Entries provided:
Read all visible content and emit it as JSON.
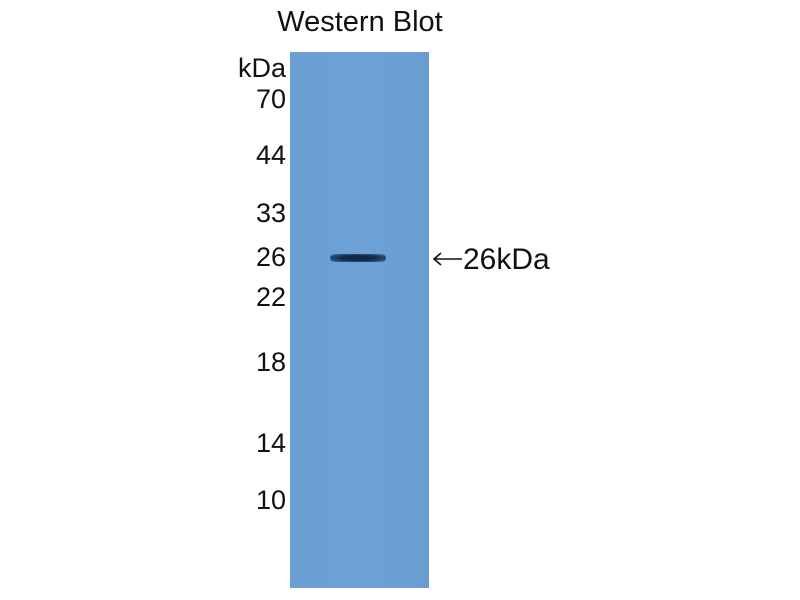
{
  "title": "Western Blot",
  "unit_label": "kDa",
  "markers": [
    "70",
    "44",
    "33",
    "26",
    "22",
    "18",
    "14",
    "10"
  ],
  "band_annotation": "26kDa",
  "colors": {
    "membrane": "#6b9fd4",
    "band": "#0f2a48"
  }
}
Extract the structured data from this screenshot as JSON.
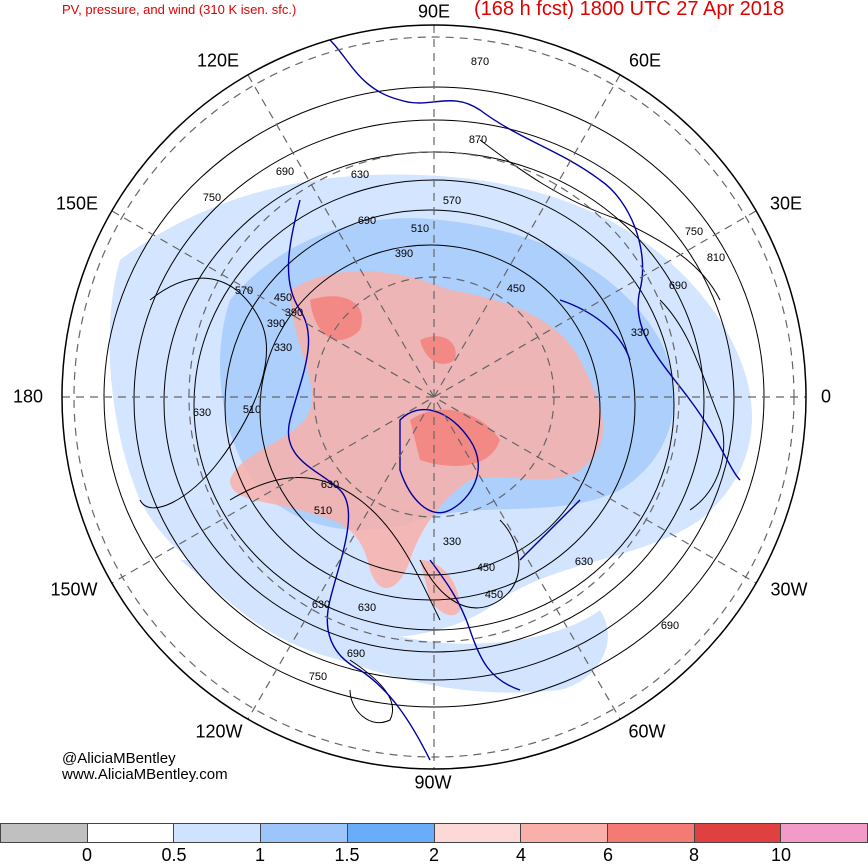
{
  "header": {
    "subtitle": "PV, pressure, and wind (310 K isen. sfc.)",
    "title": "(168 h fcst) 1800 UTC 27 Apr 2018"
  },
  "map": {
    "projection": "north-polar-stereographic",
    "longitude_labels": {
      "top": "90E",
      "top_right": "60E",
      "upper_right": "30E",
      "right": "0",
      "lower_right": "30W",
      "bottom_right": "60W",
      "bottom": "90W",
      "bottom_left": "120W",
      "lower_left": "150W",
      "left": "180",
      "upper_left": "150E",
      "top_left": "120E"
    },
    "contour_labels": [
      "870",
      "870",
      "570",
      "510",
      "630",
      "690",
      "690",
      "750",
      "750",
      "810",
      "690",
      "450",
      "390",
      "330",
      "390",
      "450",
      "570",
      "630",
      "510",
      "330",
      "630",
      "450",
      "510",
      "630",
      "630",
      "690",
      "690",
      "750",
      "630",
      "390",
      "450",
      "330"
    ],
    "colors": {
      "coastline": "#0000a0",
      "contour": "#000000",
      "grid": "#666666"
    }
  },
  "credits": {
    "handle": "@AliciaMBentley",
    "website": "www.AliciaMBentley.com"
  },
  "colorbar": {
    "colors": [
      "#c0c0c0",
      "#ffffff",
      "#cfe2ff",
      "#9cc6fb",
      "#69acf7",
      "#fcd9d6",
      "#f9b0aa",
      "#f47b74",
      "#e04040",
      "#f29ac8"
    ],
    "ticks": [
      "0",
      "0.5",
      "1",
      "1.5",
      "2",
      "4",
      "6",
      "8",
      "10"
    ]
  }
}
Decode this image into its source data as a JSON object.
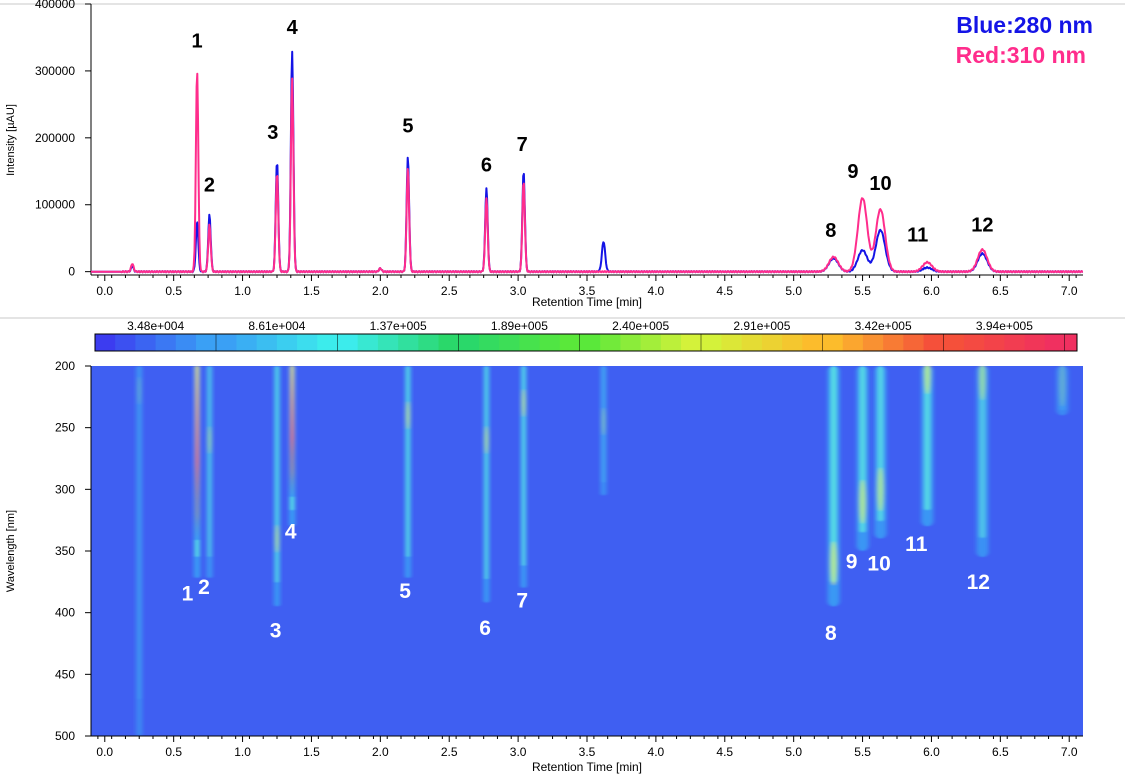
{
  "legend": {
    "blue_label": "Blue",
    "blue_sep": ":",
    "blue_value": "280 nm",
    "red_label": "Red",
    "red_sep": ":",
    "red_value": "310 nm"
  },
  "colors": {
    "blue_trace": "#1414e6",
    "red_trace": "#ff2d8c",
    "heatmap_background": "#3f5ff2",
    "peak_label_white": "#ffffff",
    "peak_label_black": "#000000"
  },
  "chart_data": [
    {
      "type": "line",
      "title": "",
      "xlabel": "Retention Time [min]",
      "ylabel": "Intensity [µAU]",
      "xlim": [
        -0.1,
        7.1
      ],
      "ylim": [
        -5000,
        400000
      ],
      "x_ticks": [
        "0.0",
        "0.5",
        "1.0",
        "1.5",
        "2.0",
        "2.5",
        "3.0",
        "3.5",
        "4.0",
        "4.5",
        "5.0",
        "5.5",
        "6.0",
        "6.5",
        "7.0"
      ],
      "y_ticks": [
        "0",
        "100000",
        "200000",
        "300000",
        "400000"
      ],
      "grid": false,
      "legend_position": "top-right",
      "series": [
        {
          "name": "Blue:280 nm",
          "color": "#1414e6",
          "peaks": [
            {
              "rt": 0.2,
              "height": 8000
            },
            {
              "rt": 0.67,
              "height": 75000
            },
            {
              "rt": 0.76,
              "height": 85000
            },
            {
              "rt": 1.25,
              "height": 165000
            },
            {
              "rt": 1.36,
              "height": 330000
            },
            {
              "rt": 2.0,
              "height": 5000
            },
            {
              "rt": 2.2,
              "height": 172000
            },
            {
              "rt": 2.77,
              "height": 125000
            },
            {
              "rt": 3.04,
              "height": 150000
            },
            {
              "rt": 3.62,
              "height": 45000
            },
            {
              "rt": 5.29,
              "height": 20000
            },
            {
              "rt": 5.5,
              "height": 32000
            },
            {
              "rt": 5.63,
              "height": 62000
            },
            {
              "rt": 5.97,
              "height": 6000
            },
            {
              "rt": 6.37,
              "height": 27000
            }
          ]
        },
        {
          "name": "Red:310 nm",
          "color": "#ff2d8c",
          "peaks": [
            {
              "rt": 0.2,
              "height": 12000
            },
            {
              "rt": 0.67,
              "height": 300000
            },
            {
              "rt": 0.76,
              "height": 70000
            },
            {
              "rt": 1.25,
              "height": 148000
            },
            {
              "rt": 1.36,
              "height": 290000
            },
            {
              "rt": 2.0,
              "height": 5000
            },
            {
              "rt": 2.2,
              "height": 155000
            },
            {
              "rt": 2.77,
              "height": 110000
            },
            {
              "rt": 3.04,
              "height": 135000
            },
            {
              "rt": 3.62,
              "height": 0
            },
            {
              "rt": 5.29,
              "height": 22000
            },
            {
              "rt": 5.5,
              "height": 110000
            },
            {
              "rt": 5.63,
              "height": 93000
            },
            {
              "rt": 5.97,
              "height": 14000
            },
            {
              "rt": 6.37,
              "height": 33000
            }
          ]
        }
      ],
      "peak_labels": [
        {
          "text": "1",
          "x": 0.67,
          "y": 335000
        },
        {
          "text": "2",
          "x": 0.76,
          "y": 120000
        },
        {
          "text": "3",
          "x": 1.22,
          "y": 198000
        },
        {
          "text": "4",
          "x": 1.36,
          "y": 355000
        },
        {
          "text": "5",
          "x": 2.2,
          "y": 208000
        },
        {
          "text": "6",
          "x": 2.77,
          "y": 150000
        },
        {
          "text": "7",
          "x": 3.03,
          "y": 180000
        },
        {
          "text": "8",
          "x": 5.27,
          "y": 52000
        },
        {
          "text": "9",
          "x": 5.43,
          "y": 140000
        },
        {
          "text": "10",
          "x": 5.63,
          "y": 122000
        },
        {
          "text": "11",
          "x": 5.9,
          "y": 45000
        },
        {
          "text": "12",
          "x": 6.37,
          "y": 60000
        }
      ]
    },
    {
      "type": "heatmap",
      "title": "",
      "xlabel": "Retention Time [min]",
      "ylabel": "Wavelength [nm]",
      "xlim": [
        -0.1,
        7.1
      ],
      "ylim": [
        200,
        500
      ],
      "y_direction": "top-to-bottom increasing",
      "x_ticks": [
        "0.0",
        "0.5",
        "1.0",
        "1.5",
        "2.0",
        "2.5",
        "3.0",
        "3.5",
        "4.0",
        "4.5",
        "5.0",
        "5.5",
        "6.0",
        "6.5",
        "7.0"
      ],
      "y_ticks": [
        "200",
        "250",
        "300",
        "350",
        "400",
        "450",
        "500"
      ],
      "colorbar": {
        "labels": [
          "3.48e+004",
          "8.61e+004",
          "1.37e+005",
          "1.89e+005",
          "2.40e+005",
          "2.91e+005",
          "3.42e+005",
          "3.94e+005"
        ],
        "colors": [
          "#3c3cf0",
          "#3aa0f5",
          "#3cecec",
          "#2ad86a",
          "#5ae83a",
          "#d4f23a",
          "#fcbc2c",
          "#f5503a",
          "#f03060"
        ]
      },
      "bands": [
        {
          "rt": 0.25,
          "wl_min": 200,
          "wl_max": 500,
          "peak_wl": 220,
          "intensity": 0.25,
          "hot": false
        },
        {
          "rt": 0.67,
          "wl_min": 200,
          "wl_max": 372,
          "peak_wl": 320,
          "intensity": 1.0,
          "hot": true
        },
        {
          "rt": 0.76,
          "wl_min": 200,
          "wl_max": 372,
          "peak_wl": 260,
          "intensity": 0.6,
          "hot": false
        },
        {
          "rt": 1.25,
          "wl_min": 200,
          "wl_max": 395,
          "peak_wl": 340,
          "intensity": 0.8,
          "hot": false
        },
        {
          "rt": 1.36,
          "wl_min": 200,
          "wl_max": 330,
          "peak_wl": 285,
          "intensity": 1.0,
          "hot": true
        },
        {
          "rt": 2.2,
          "wl_min": 200,
          "wl_max": 372,
          "peak_wl": 240,
          "intensity": 0.85,
          "hot": false
        },
        {
          "rt": 2.77,
          "wl_min": 200,
          "wl_max": 392,
          "peak_wl": 260,
          "intensity": 0.8,
          "hot": false
        },
        {
          "rt": 3.04,
          "wl_min": 200,
          "wl_max": 380,
          "peak_wl": 230,
          "intensity": 0.85,
          "hot": false
        },
        {
          "rt": 3.62,
          "wl_min": 200,
          "wl_max": 305,
          "peak_wl": 245,
          "intensity": 0.45,
          "hot": false
        },
        {
          "rt": 5.29,
          "wl_min": 200,
          "wl_max": 395,
          "peak_wl": 360,
          "intensity": 0.8,
          "hot": false
        },
        {
          "rt": 5.5,
          "wl_min": 200,
          "wl_max": 350,
          "peak_wl": 310,
          "intensity": 0.75,
          "hot": false
        },
        {
          "rt": 5.63,
          "wl_min": 200,
          "wl_max": 340,
          "peak_wl": 300,
          "intensity": 0.7,
          "hot": false
        },
        {
          "rt": 5.97,
          "wl_min": 200,
          "wl_max": 330,
          "peak_wl": 205,
          "intensity": 0.75,
          "hot": false
        },
        {
          "rt": 6.37,
          "wl_min": 200,
          "wl_max": 355,
          "peak_wl": 210,
          "intensity": 0.55,
          "hot": false
        },
        {
          "rt": 6.95,
          "wl_min": 200,
          "wl_max": 240,
          "peak_wl": 215,
          "intensity": 0.25,
          "hot": false
        }
      ],
      "peak_labels": [
        {
          "text": "1",
          "x": 0.6,
          "y": 390
        },
        {
          "text": "2",
          "x": 0.72,
          "y": 385
        },
        {
          "text": "3",
          "x": 1.24,
          "y": 420
        },
        {
          "text": "4",
          "x": 1.35,
          "y": 340
        },
        {
          "text": "5",
          "x": 2.18,
          "y": 388
        },
        {
          "text": "6",
          "x": 2.76,
          "y": 418
        },
        {
          "text": "7",
          "x": 3.03,
          "y": 396
        },
        {
          "text": "8",
          "x": 5.27,
          "y": 422
        },
        {
          "text": "9",
          "x": 5.42,
          "y": 364
        },
        {
          "text": "10",
          "x": 5.62,
          "y": 366
        },
        {
          "text": "11",
          "x": 5.89,
          "y": 350
        },
        {
          "text": "12",
          "x": 6.34,
          "y": 381
        }
      ]
    }
  ]
}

What you will do: Reproduce each line holding the word "AliciaMBentley".

Correct output:
    "handle": "@AliciaMBentley",
    "website": "www.AliciaMBentley.com"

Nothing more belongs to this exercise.